START Data supplied

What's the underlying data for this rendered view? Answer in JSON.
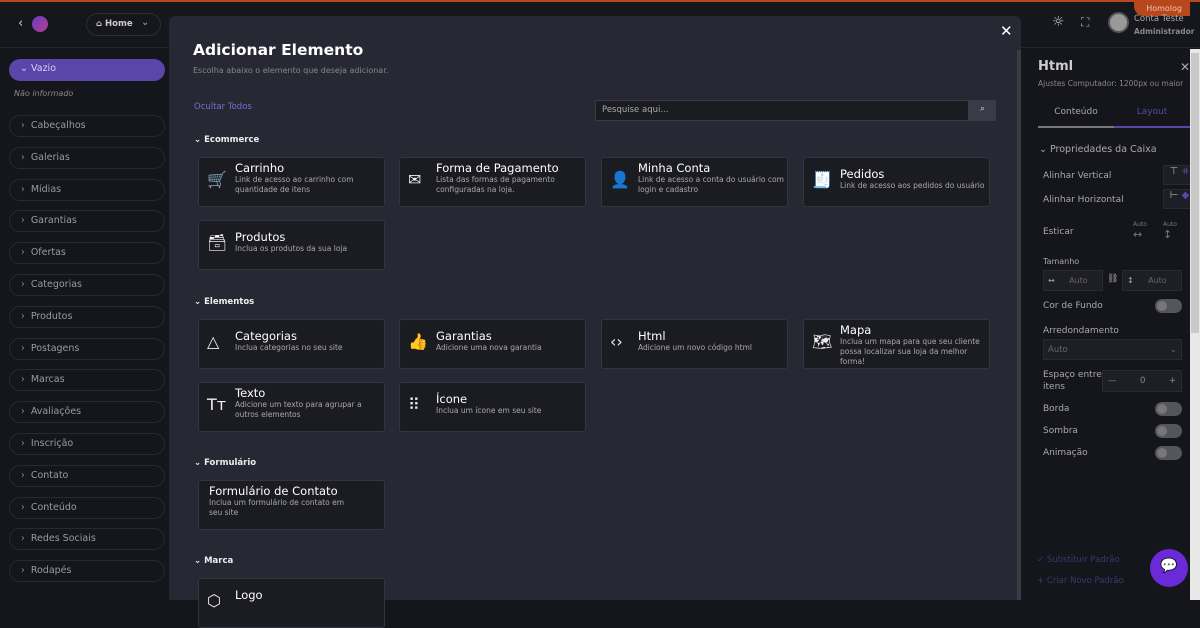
{
  "topbar": {
    "env_badge": "Homolog",
    "home_label": "Home",
    "user_name": "Conta Teste",
    "user_role": "Administrador"
  },
  "sidebar": {
    "selected": "Vazio",
    "selected_note": "Não informado",
    "items": [
      "Cabeçalhos",
      "Galerias",
      "Mídias",
      "Garantias",
      "Ofertas",
      "Categorias",
      "Produtos",
      "Postagens",
      "Marcas",
      "Avaliações",
      "Inscrição",
      "Contato",
      "Conteúdo",
      "Redes Sociais",
      "Rodapés"
    ]
  },
  "modal": {
    "title": "Adicionar Elemento",
    "subtitle": "Escolha abaixo o elemento que deseja adicionar.",
    "hide_all": "Ocultar Todos",
    "search_placeholder": "Pesquise aqui...",
    "sections": [
      {
        "name": "Ecommerce",
        "cards": [
          {
            "icon": "cart-icon",
            "title": "Carrinho",
            "desc": "Link de acesso ao carrinho com quantidade de itens"
          },
          {
            "icon": "mail-check-icon",
            "title": "Forma de Pagamento",
            "desc": "Lista das formas de pagamento configuradas na loja."
          },
          {
            "icon": "user-icon",
            "title": "Minha Conta",
            "desc": "Link de acesso a conta do usuário com login e cadastro"
          },
          {
            "icon": "orders-icon",
            "title": "Pedidos",
            "desc": "Link de acesso aos pedidos do usuário"
          },
          {
            "icon": "archive-icon",
            "title": "Produtos",
            "desc": "Inclua os produtos da sua loja"
          }
        ]
      },
      {
        "name": "Elementos",
        "cards": [
          {
            "icon": "shapes-icon",
            "title": "Categorias",
            "desc": "Inclua categorias no seu site"
          },
          {
            "icon": "thumbs-up-icon",
            "title": "Garantias",
            "desc": "Adicione uma nova garantia"
          },
          {
            "icon": "code-icon",
            "title": "Html",
            "desc": "Adicione um novo código html"
          },
          {
            "icon": "map-icon",
            "title": "Mapa",
            "desc": "Inclua um mapa para que seu cliente possa localizar sua loja da melhor forma!"
          },
          {
            "icon": "text-icon",
            "title": "Texto",
            "desc": "Adicione um texto para agrupar a outros elementos"
          },
          {
            "icon": "grid-dots-icon",
            "title": "Ícone",
            "desc": "Inclua um ícone em seu site"
          }
        ]
      },
      {
        "name": "Formulário",
        "cards": [
          {
            "icon": "",
            "title": "Formulário de Contato",
            "desc": "Inclua um formulário de contato em seu site"
          }
        ]
      },
      {
        "name": "Marca",
        "cards": [
          {
            "icon": "logo-icon",
            "title": "Logo",
            "desc": ""
          }
        ]
      }
    ]
  },
  "panel": {
    "title": "Html",
    "subtitle": "Ajustes Computador: 1200px ou maior",
    "tabs": [
      "Conteúdo",
      "Layout"
    ],
    "active_tab": "Layout",
    "section": "Propriedades da Caixa",
    "align_vertical": "Alinhar Vertical",
    "align_horizontal": "Alinhar Horizontal",
    "stretch": "Esticar",
    "stretch_w": "Auto",
    "stretch_h": "Auto",
    "size": "Tamanho",
    "width": "Auto",
    "height": "Auto",
    "bg_color": "Cor de Fundo",
    "rounding": "Arredondamento",
    "rounding_value": "Auto",
    "gap": "Espaço entre itens",
    "gap_value": "0",
    "border": "Borda",
    "shadow": "Sombra",
    "animation": "Animação",
    "replace_default": "Substituir Padrão",
    "create_default": "Criar Novo Padrão"
  },
  "colors": {
    "accent": "#5a45a8",
    "bg": "#15151c",
    "modal": "#272833",
    "card": "#1b1b22",
    "env": "#b8481c",
    "chat": "#6a2ad8"
  }
}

END Data supplied

**Required work**. Output all of the data exactly as it stands, minus any images.

**Answer to the task**.
What's the underlying data for this rendered view? Answer in JSON.
{
  "topbar": {
    "env_badge": "Homolog",
    "home_label": "Home",
    "user_name": "Conta Teste",
    "user_role": "Administrador"
  },
  "sidebar": {
    "selected": "Vazio",
    "selected_note": "Não informado",
    "items": [
      "Cabeçalhos",
      "Galerias",
      "Mídias",
      "Garantias",
      "Ofertas",
      "Categorias",
      "Produtos",
      "Postagens",
      "Marcas",
      "Avaliações",
      "Inscrição",
      "Contato",
      "Conteúdo",
      "Redes Sociais",
      "Rodapés"
    ]
  },
  "modal": {
    "title": "Adicionar Elemento",
    "subtitle": "Escolha abaixo o elemento que deseja adicionar.",
    "hide_all": "Ocultar Todos",
    "search_placeholder": "Pesquise aqui...",
    "sections": [
      {
        "name": "Ecommerce",
        "cards": [
          {
            "icon": "cart-icon",
            "title": "Carrinho",
            "desc": "Link de acesso ao carrinho com quantidade de itens"
          },
          {
            "icon": "mail-check-icon",
            "title": "Forma de Pagamento",
            "desc": "Lista das formas de pagamento configuradas na loja."
          },
          {
            "icon": "user-icon",
            "title": "Minha Conta",
            "desc": "Link de acesso a conta do usuário com login e cadastro"
          },
          {
            "icon": "orders-icon",
            "title": "Pedidos",
            "desc": "Link de acesso aos pedidos do usuário"
          },
          {
            "icon": "archive-icon",
            "title": "Produtos",
            "desc": "Inclua os produtos da sua loja"
          }
        ]
      },
      {
        "name": "Elementos",
        "cards": [
          {
            "icon": "shapes-icon",
            "title": "Categorias",
            "desc": "Inclua categorias no seu site"
          },
          {
            "icon": "thumbs-up-icon",
            "title": "Garantias",
            "desc": "Adicione uma nova garantia"
          },
          {
            "icon": "code-icon",
            "title": "Html",
            "desc": "Adicione um novo código html"
          },
          {
            "icon": "map-icon",
            "title": "Mapa",
            "desc": "Inclua um mapa para que seu cliente possa localizar sua loja da melhor forma!"
          },
          {
            "icon": "text-icon",
            "title": "Texto",
            "desc": "Adicione um texto para agrupar a outros elementos"
          },
          {
            "icon": "grid-dots-icon",
            "title": "Ícone",
            "desc": "Inclua um ícone em seu site"
          }
        ]
      },
      {
        "name": "Formulário",
        "cards": [
          {
            "icon": "",
            "title": "Formulário de Contato",
            "desc": "Inclua um formulário de contato em seu site"
          }
        ]
      },
      {
        "name": "Marca",
        "cards": [
          {
            "icon": "logo-icon",
            "title": "Logo",
            "desc": ""
          }
        ]
      }
    ]
  },
  "panel": {
    "title": "Html",
    "subtitle": "Ajustes Computador: 1200px ou maior",
    "tabs": [
      "Conteúdo",
      "Layout"
    ],
    "active_tab": "Layout",
    "section": "Propriedades da Caixa",
    "align_vertical": "Alinhar Vertical",
    "align_horizontal": "Alinhar Horizontal",
    "stretch": "Esticar",
    "stretch_w": "Auto",
    "stretch_h": "Auto",
    "size": "Tamanho",
    "width": "Auto",
    "height": "Auto",
    "bg_color": "Cor de Fundo",
    "rounding": "Arredondamento",
    "rounding_value": "Auto",
    "gap": "Espaço entre itens",
    "gap_value": "0",
    "border": "Borda",
    "shadow": "Sombra",
    "animation": "Animação",
    "replace_default": "Substituir Padrão",
    "create_default": "Criar Novo Padrão"
  },
  "colors": {
    "accent": "#5a45a8",
    "bg": "#15151c",
    "modal": "#272833",
    "card": "#1b1b22",
    "env": "#b8481c",
    "chat": "#6a2ad8"
  }
}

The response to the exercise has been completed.